(Figure content listings)
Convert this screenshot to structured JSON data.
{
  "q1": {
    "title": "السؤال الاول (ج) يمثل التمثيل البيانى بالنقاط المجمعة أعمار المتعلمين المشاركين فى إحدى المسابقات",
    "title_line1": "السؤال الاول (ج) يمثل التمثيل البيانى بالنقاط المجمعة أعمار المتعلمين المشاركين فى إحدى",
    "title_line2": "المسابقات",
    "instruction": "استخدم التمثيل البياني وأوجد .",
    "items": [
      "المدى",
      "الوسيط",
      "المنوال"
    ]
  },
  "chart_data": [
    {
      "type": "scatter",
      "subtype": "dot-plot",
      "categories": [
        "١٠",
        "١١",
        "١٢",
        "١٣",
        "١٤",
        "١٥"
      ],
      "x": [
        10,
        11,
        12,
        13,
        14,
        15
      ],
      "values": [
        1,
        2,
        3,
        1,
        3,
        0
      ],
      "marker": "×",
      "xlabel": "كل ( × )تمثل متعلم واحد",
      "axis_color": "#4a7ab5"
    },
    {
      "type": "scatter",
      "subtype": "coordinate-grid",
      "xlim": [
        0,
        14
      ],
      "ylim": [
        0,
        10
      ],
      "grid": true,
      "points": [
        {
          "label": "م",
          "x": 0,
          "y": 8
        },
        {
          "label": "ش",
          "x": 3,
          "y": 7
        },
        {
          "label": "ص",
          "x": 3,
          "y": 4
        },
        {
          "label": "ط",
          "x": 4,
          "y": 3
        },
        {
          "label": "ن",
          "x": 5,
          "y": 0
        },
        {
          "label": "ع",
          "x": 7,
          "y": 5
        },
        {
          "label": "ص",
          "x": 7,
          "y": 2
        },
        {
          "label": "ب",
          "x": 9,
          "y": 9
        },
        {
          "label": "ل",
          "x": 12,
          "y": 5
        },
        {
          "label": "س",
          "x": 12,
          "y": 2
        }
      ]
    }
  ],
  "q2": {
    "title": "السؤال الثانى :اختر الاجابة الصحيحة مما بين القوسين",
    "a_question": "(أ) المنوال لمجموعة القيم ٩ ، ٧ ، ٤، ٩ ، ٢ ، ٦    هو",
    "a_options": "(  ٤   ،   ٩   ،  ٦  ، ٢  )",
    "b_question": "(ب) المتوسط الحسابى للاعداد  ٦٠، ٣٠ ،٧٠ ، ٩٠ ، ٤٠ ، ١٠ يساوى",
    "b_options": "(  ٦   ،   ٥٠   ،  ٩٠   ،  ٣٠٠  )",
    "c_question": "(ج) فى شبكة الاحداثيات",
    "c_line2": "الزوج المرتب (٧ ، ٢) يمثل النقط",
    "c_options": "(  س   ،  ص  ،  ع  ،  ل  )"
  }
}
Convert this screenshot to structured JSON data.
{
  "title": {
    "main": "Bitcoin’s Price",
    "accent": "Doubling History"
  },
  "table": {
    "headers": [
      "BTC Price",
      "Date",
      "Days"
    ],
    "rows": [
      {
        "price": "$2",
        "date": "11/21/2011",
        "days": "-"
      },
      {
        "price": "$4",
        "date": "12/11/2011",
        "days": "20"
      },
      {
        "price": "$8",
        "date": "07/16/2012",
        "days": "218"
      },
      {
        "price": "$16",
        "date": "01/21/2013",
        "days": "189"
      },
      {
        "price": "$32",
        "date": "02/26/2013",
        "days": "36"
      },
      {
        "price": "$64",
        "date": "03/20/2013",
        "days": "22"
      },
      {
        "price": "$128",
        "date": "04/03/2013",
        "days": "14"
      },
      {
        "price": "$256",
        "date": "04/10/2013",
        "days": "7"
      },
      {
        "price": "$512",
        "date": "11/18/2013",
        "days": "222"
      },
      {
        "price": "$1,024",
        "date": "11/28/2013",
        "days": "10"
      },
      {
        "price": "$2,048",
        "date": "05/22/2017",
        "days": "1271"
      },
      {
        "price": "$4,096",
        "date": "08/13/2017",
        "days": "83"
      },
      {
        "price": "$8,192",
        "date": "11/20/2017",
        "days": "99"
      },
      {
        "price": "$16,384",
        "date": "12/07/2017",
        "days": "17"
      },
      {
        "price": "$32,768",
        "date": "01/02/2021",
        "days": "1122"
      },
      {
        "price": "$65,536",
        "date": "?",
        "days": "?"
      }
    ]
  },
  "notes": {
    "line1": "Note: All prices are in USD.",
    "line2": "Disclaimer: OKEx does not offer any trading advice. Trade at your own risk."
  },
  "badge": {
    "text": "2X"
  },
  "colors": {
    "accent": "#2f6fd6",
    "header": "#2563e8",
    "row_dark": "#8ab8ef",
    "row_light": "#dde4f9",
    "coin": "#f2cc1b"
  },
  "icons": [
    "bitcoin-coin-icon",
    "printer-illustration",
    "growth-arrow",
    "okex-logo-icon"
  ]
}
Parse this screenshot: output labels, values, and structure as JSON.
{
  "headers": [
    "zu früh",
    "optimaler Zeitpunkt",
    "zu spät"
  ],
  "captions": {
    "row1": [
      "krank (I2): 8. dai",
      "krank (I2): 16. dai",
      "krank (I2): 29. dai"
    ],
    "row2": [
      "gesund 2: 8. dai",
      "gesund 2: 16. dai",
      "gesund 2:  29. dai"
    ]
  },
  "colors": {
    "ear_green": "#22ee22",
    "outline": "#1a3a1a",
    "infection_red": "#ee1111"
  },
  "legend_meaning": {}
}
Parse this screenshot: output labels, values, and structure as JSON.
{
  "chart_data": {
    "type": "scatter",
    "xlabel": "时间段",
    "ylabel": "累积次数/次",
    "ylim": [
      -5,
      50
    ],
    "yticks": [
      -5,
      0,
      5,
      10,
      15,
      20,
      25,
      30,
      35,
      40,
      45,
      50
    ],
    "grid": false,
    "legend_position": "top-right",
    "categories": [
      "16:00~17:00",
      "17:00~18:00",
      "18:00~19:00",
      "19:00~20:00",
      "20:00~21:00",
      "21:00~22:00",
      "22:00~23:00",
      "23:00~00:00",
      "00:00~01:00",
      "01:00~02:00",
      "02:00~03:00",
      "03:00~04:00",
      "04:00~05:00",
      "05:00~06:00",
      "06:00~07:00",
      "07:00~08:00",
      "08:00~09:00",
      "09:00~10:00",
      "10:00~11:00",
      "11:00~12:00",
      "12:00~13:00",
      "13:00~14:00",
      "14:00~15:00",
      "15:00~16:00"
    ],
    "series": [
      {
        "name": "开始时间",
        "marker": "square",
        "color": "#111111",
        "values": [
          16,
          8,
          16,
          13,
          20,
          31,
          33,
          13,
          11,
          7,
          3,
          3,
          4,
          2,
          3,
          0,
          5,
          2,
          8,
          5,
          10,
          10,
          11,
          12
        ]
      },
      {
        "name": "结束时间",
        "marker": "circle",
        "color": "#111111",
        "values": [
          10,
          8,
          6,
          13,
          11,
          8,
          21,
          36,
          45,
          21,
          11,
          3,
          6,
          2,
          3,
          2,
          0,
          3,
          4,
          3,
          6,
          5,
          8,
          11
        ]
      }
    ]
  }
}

* **DO THIS**
Where a line of the entries contains the word "إحدى", copy that line.

* **RESULT**
    "title": "السؤال الاول (ج) يمثل التمثيل البيانى بالنقاط المجمعة أعمار المتعلمين المشاركين فى إحدى المسابقات",
    "title_line1": "السؤال الاول (ج) يمثل التمثيل البيانى بالنقاط المجمعة أعمار المتعلمين المشاركين فى إحدى",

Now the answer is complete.